▶ RECORD EXCERPTS:
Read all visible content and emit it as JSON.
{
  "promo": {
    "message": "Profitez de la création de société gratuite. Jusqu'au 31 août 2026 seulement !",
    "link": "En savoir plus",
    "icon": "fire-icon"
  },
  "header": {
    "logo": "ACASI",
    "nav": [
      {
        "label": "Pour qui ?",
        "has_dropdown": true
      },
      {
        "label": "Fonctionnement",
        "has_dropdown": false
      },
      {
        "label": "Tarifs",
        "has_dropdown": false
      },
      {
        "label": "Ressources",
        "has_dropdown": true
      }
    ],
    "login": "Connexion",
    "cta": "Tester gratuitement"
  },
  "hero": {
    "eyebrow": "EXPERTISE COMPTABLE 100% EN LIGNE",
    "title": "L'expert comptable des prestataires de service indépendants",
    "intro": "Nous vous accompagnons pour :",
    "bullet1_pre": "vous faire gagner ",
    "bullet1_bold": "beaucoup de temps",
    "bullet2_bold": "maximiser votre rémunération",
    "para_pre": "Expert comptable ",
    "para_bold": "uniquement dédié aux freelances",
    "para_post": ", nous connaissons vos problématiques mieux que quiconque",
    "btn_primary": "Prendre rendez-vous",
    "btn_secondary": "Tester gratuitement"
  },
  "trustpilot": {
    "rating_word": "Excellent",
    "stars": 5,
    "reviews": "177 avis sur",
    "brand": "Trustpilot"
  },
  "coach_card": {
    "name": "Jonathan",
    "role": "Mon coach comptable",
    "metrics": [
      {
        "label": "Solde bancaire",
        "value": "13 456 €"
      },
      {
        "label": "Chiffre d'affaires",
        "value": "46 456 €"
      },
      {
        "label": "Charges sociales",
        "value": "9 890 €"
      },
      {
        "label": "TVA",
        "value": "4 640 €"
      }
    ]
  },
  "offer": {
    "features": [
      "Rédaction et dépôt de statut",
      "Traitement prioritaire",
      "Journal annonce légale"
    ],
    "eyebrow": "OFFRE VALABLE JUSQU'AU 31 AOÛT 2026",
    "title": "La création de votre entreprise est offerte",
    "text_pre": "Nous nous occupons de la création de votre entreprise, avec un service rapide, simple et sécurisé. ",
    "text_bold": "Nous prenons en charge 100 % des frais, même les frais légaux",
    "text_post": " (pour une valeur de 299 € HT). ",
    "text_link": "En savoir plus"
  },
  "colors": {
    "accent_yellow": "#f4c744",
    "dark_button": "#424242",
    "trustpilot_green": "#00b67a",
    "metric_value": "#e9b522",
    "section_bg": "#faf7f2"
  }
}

▶ WRITTEN REQUEST: Copy every line exactly. Leave nothing out.

▶ RESULT OF THE TASK:
Read all visible content and emit it as JSON.
{
  "promo": {
    "message": "Profitez de la création de société gratuite. Jusqu'au 31 août 2026 seulement !",
    "link": "En savoir plus",
    "icon": "fire-icon"
  },
  "header": {
    "logo": "ACASI",
    "nav": [
      {
        "label": "Pour qui ?",
        "has_dropdown": true
      },
      {
        "label": "Fonctionnement",
        "has_dropdown": false
      },
      {
        "label": "Tarifs",
        "has_dropdown": false
      },
      {
        "label": "Ressources",
        "has_dropdown": true
      }
    ],
    "login": "Connexion",
    "cta": "Tester gratuitement"
  },
  "hero": {
    "eyebrow": "EXPERTISE COMPTABLE 100% EN LIGNE",
    "title": "L'expert comptable des prestataires de service indépendants",
    "intro": "Nous vous accompagnons pour :",
    "bullet1_pre": "vous faire gagner ",
    "bullet1_bold": "beaucoup de temps",
    "bullet2_bold": "maximiser votre rémunération",
    "para_pre": "Expert comptable ",
    "para_bold": "uniquement dédié aux freelances",
    "para_post": ", nous connaissons vos problématiques mieux que quiconque",
    "btn_primary": "Prendre rendez-vous",
    "btn_secondary": "Tester gratuitement"
  },
  "trustpilot": {
    "rating_word": "Excellent",
    "stars": 5,
    "reviews": "177 avis sur",
    "brand": "Trustpilot"
  },
  "coach_card": {
    "name": "Jonathan",
    "role": "Mon coach comptable",
    "metrics": [
      {
        "label": "Solde bancaire",
        "value": "13 456 €"
      },
      {
        "label": "Chiffre d'affaires",
        "value": "46 456 €"
      },
      {
        "label": "Charges sociales",
        "value": "9 890 €"
      },
      {
        "label": "TVA",
        "value": "4 640 €"
      }
    ]
  },
  "offer": {
    "features": [
      "Rédaction et dépôt de statut",
      "Traitement prioritaire",
      "Journal annonce légale"
    ],
    "eyebrow": "OFFRE VALABLE JUSQU'AU 31 AOÛT 2026",
    "title": "La création de votre entreprise est offerte",
    "text_pre": "Nous nous occupons de la création de votre entreprise, avec un service rapide, simple et sécurisé. ",
    "text_bold": "Nous prenons en charge 100 % des frais, même les frais légaux",
    "text_post": " (pour une valeur de 299 € HT). ",
    "text_link": "En savoir plus"
  },
  "colors": {
    "accent_yellow": "#f4c744",
    "dark_button": "#424242",
    "trustpilot_green": "#00b67a",
    "metric_value": "#e9b522",
    "section_bg": "#faf7f2"
  }
}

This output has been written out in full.